▶ What you need to do:
Write the count of lines that contain the word "quelques" and nothing else.

▬▬▬▬▬▬

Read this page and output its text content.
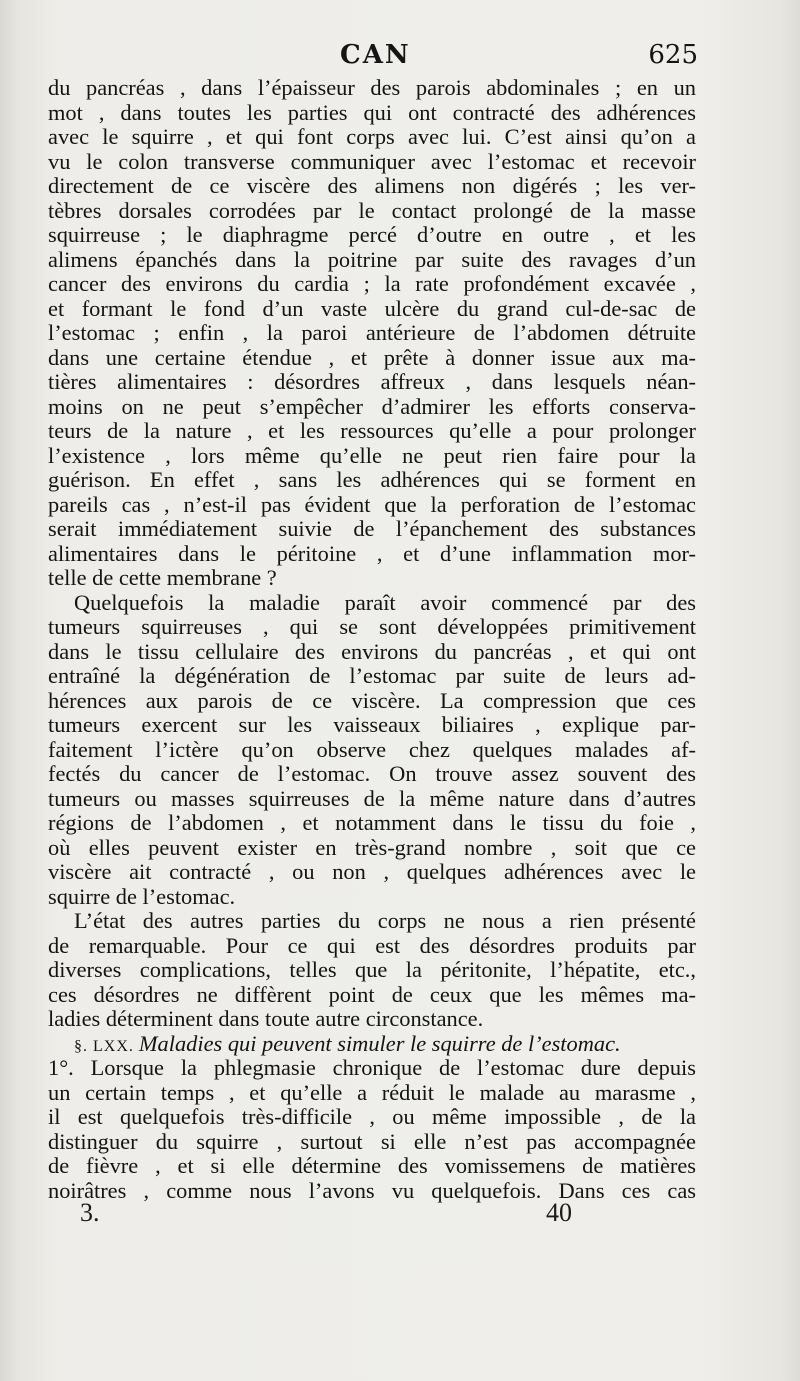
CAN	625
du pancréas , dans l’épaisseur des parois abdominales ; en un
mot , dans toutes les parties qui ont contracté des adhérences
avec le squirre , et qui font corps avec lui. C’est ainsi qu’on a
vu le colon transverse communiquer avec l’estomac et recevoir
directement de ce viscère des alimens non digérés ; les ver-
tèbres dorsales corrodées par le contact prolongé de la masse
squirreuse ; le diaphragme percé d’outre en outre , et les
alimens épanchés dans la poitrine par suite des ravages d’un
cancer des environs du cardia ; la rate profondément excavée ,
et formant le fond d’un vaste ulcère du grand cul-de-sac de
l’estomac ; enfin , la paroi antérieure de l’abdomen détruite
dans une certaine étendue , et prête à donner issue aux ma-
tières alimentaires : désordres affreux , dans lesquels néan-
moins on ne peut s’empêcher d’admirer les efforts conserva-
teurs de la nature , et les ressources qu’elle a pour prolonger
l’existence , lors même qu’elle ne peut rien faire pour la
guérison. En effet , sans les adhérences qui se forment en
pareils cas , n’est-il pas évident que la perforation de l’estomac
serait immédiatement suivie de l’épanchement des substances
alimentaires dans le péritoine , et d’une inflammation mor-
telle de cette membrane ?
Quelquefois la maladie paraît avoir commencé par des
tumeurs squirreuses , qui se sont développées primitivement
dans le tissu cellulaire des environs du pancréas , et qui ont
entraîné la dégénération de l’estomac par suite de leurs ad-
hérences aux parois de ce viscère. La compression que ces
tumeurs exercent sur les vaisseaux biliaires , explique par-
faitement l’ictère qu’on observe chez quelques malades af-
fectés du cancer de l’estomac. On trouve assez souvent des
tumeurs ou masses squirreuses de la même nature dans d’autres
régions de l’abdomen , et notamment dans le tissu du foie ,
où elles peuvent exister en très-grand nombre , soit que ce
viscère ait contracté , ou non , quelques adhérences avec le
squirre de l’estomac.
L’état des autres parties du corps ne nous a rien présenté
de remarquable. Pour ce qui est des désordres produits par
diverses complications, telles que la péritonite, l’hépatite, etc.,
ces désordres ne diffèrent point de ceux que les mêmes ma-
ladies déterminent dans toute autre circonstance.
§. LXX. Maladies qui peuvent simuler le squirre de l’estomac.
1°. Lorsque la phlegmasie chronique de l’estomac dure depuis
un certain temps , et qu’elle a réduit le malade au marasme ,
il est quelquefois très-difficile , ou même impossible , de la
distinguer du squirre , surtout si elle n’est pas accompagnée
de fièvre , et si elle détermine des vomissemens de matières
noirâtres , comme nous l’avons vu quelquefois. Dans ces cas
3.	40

▬▬▬▬▬▬

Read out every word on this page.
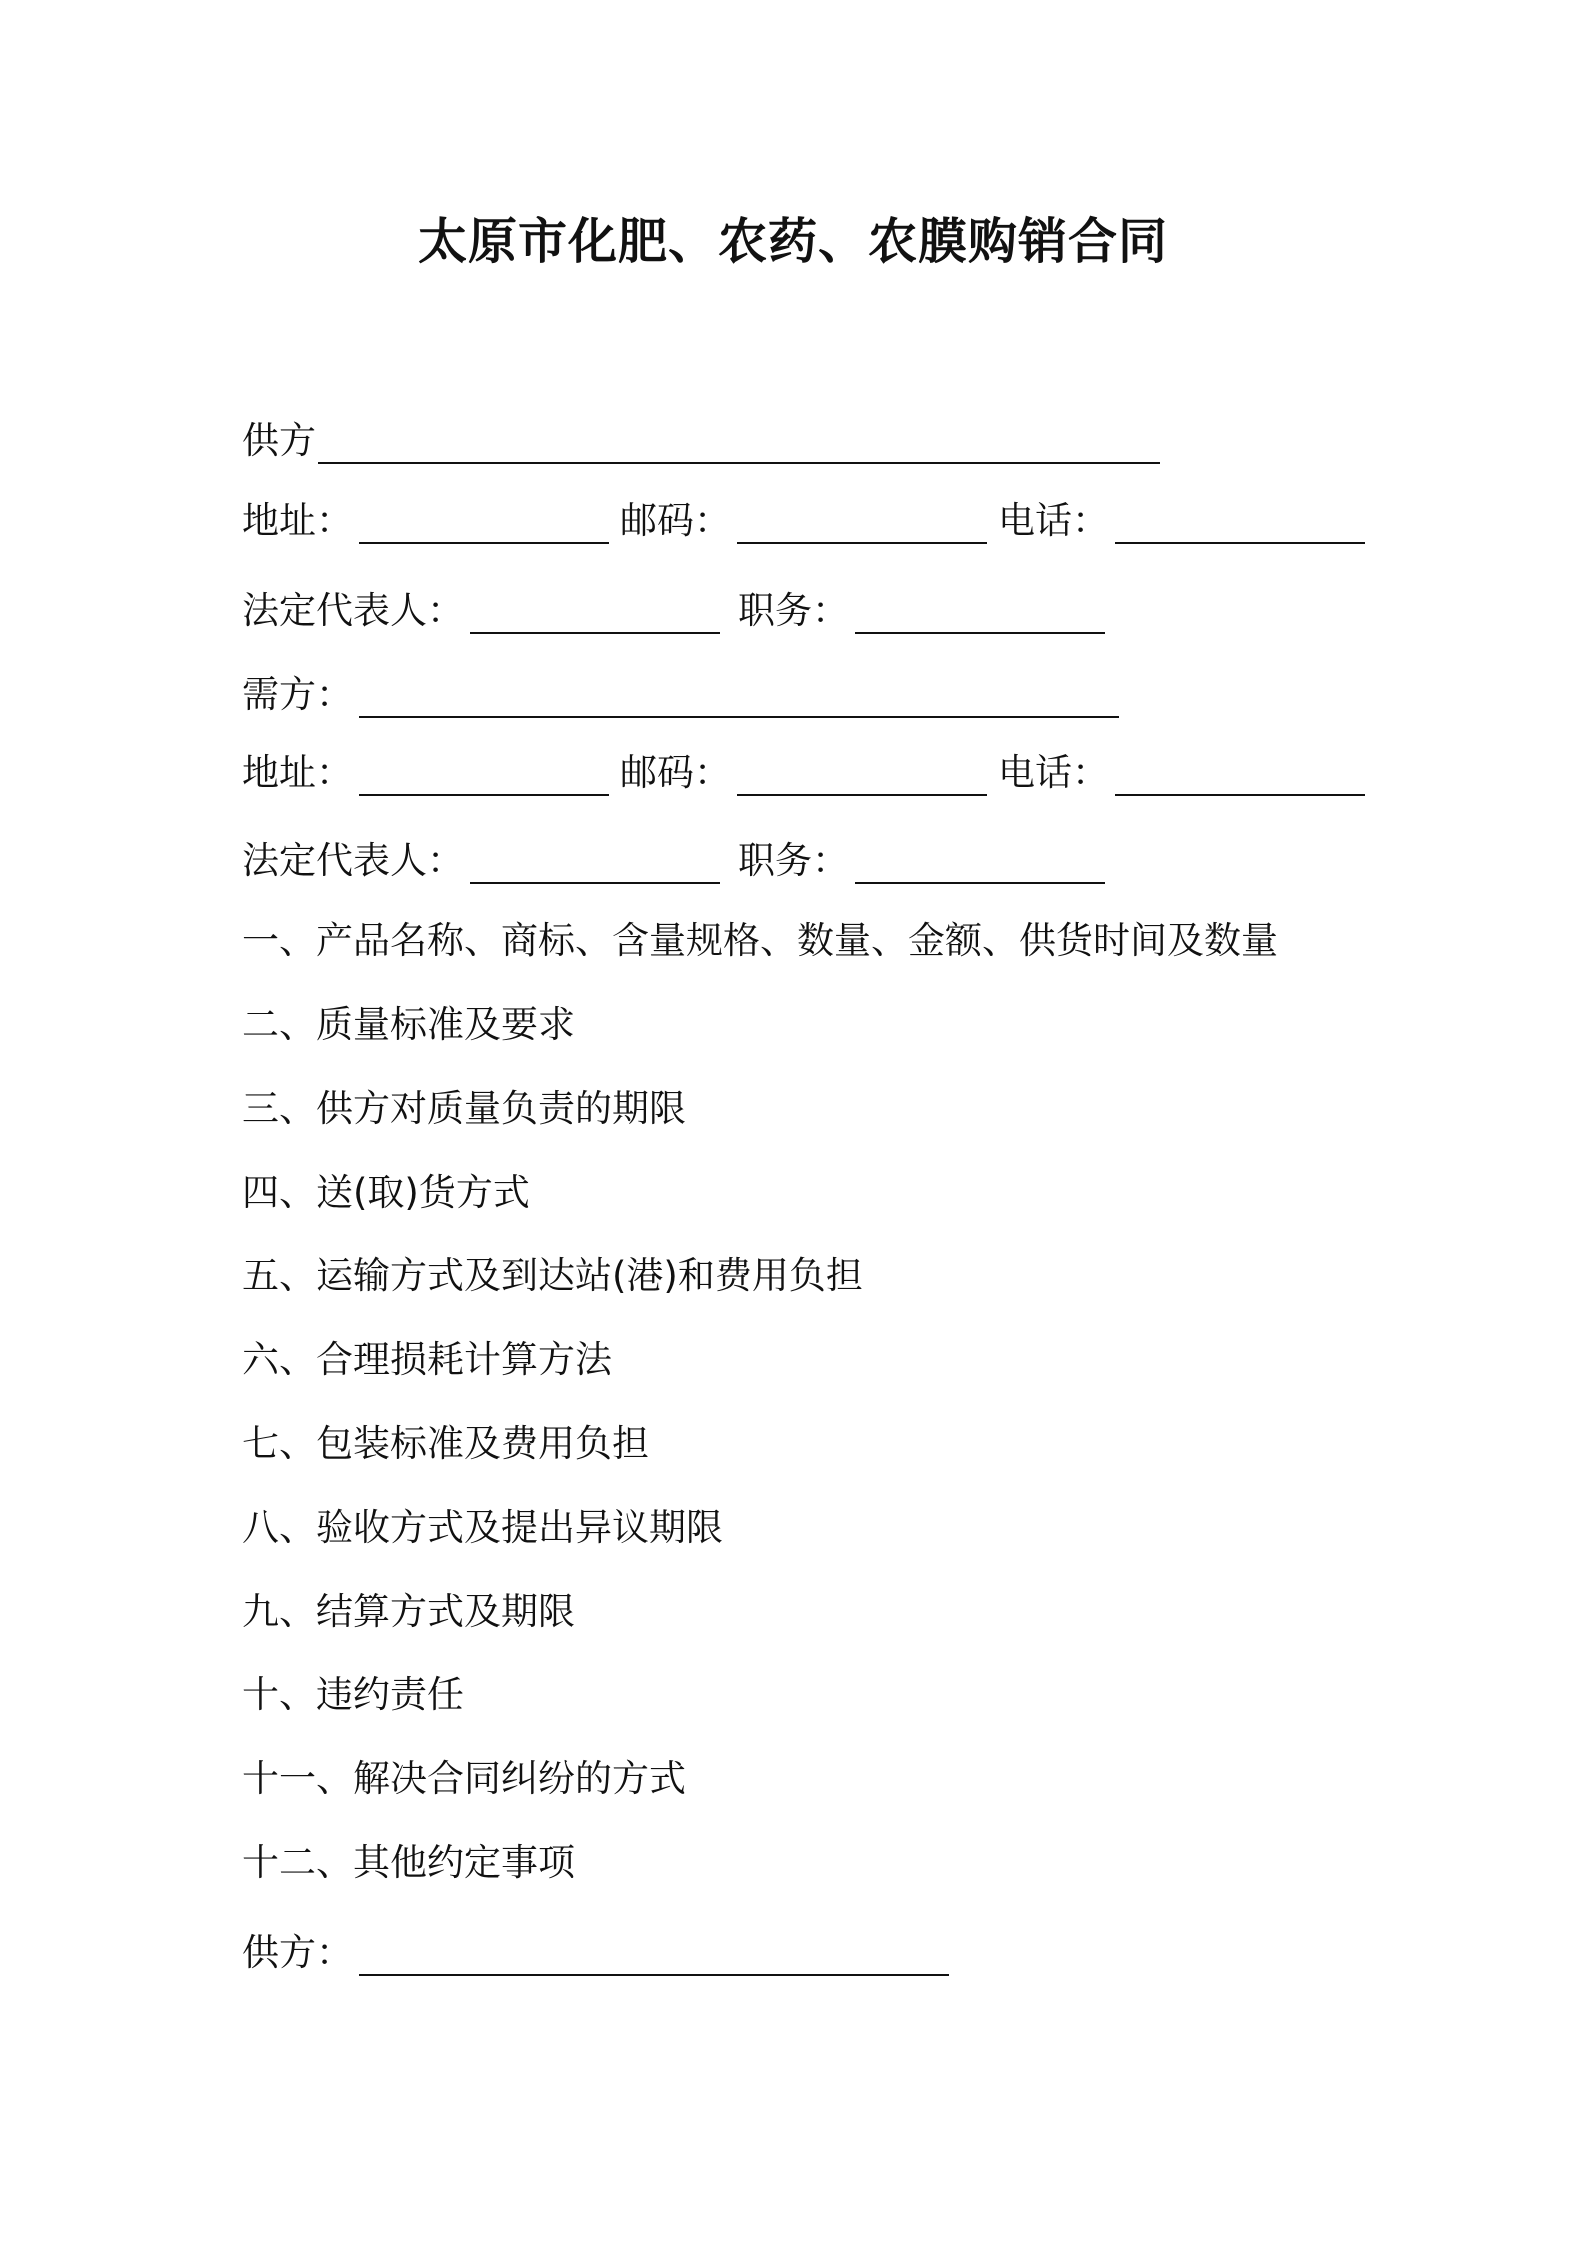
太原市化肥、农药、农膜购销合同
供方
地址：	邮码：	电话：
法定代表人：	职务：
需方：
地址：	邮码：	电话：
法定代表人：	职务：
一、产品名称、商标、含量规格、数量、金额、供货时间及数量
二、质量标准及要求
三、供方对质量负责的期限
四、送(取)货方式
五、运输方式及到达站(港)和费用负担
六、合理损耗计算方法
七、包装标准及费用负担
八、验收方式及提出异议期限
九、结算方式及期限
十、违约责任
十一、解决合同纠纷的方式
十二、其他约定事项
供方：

▬▬▬▬▬▬

▶ Task solution:
2